## What is needed
Beginning at the line that contains "Read all visible text", reproduce every line to the end of the material without changing any of them.

=== Records provided ===

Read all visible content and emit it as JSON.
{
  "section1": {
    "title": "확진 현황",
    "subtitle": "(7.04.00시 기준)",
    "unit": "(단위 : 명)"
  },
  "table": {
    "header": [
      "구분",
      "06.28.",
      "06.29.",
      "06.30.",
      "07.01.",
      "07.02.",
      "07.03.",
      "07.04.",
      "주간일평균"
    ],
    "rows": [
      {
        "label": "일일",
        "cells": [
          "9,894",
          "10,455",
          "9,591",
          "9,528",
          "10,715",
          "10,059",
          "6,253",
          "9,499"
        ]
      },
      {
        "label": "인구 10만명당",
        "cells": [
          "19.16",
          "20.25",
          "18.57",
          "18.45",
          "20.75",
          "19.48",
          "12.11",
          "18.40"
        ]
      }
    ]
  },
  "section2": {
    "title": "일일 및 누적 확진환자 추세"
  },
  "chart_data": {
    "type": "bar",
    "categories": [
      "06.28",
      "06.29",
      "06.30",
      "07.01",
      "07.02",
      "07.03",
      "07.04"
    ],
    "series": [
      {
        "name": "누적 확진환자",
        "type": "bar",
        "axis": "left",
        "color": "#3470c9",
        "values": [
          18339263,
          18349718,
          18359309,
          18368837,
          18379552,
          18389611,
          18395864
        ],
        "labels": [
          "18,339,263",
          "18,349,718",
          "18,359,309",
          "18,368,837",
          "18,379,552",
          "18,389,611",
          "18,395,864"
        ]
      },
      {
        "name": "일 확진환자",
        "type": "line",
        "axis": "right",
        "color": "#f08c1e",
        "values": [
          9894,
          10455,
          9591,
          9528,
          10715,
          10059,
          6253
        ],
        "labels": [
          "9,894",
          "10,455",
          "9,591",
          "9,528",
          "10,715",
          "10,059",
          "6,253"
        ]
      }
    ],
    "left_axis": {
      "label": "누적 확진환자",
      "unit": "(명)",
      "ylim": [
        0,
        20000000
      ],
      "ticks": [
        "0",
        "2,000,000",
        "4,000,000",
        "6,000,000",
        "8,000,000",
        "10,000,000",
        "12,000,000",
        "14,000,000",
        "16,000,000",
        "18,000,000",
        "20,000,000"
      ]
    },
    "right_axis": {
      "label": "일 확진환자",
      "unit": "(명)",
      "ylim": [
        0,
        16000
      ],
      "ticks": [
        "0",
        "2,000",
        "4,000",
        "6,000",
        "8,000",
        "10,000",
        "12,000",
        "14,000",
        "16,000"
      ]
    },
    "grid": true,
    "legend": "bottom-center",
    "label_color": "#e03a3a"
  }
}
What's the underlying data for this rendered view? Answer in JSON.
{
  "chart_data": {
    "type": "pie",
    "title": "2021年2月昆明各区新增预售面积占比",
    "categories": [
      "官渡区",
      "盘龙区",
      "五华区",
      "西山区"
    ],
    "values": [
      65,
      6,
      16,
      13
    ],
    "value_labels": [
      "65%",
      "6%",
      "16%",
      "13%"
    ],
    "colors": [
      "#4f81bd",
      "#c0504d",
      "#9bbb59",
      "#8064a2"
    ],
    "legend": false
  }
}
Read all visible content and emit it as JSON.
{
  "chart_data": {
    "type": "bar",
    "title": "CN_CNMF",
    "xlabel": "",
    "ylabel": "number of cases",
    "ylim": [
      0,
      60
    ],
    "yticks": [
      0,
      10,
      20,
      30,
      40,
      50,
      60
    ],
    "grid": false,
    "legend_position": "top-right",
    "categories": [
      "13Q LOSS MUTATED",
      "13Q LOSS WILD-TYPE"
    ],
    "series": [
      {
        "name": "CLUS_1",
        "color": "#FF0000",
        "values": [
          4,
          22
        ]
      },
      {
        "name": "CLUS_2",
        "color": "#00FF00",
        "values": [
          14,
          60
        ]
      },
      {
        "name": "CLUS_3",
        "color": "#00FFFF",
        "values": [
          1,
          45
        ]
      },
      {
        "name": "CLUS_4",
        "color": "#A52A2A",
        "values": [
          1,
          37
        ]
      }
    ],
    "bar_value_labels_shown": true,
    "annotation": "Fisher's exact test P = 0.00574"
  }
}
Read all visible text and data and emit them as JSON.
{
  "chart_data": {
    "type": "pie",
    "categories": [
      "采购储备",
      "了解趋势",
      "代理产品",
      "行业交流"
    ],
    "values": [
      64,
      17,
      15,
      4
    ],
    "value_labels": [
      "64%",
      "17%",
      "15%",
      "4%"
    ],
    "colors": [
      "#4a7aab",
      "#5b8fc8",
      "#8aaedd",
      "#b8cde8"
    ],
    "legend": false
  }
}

===

## Problem solution
Read all visible text and data and emit them as JSON.
{
  "chart_data": {
    "type": "pie",
    "categories": [
      "采购储备",
      "了解趋势",
      "代理产品",
      "行业交流"
    ],
    "values": [
      64,
      17,
      15,
      4
    ],
    "value_labels": [
      "64%",
      "17%",
      "15%",
      "4%"
    ],
    "colors": [
      "#4a7aab",
      "#5b8fc8",
      "#8aaedd",
      "#b8cde8"
    ],
    "legend": false
  }
}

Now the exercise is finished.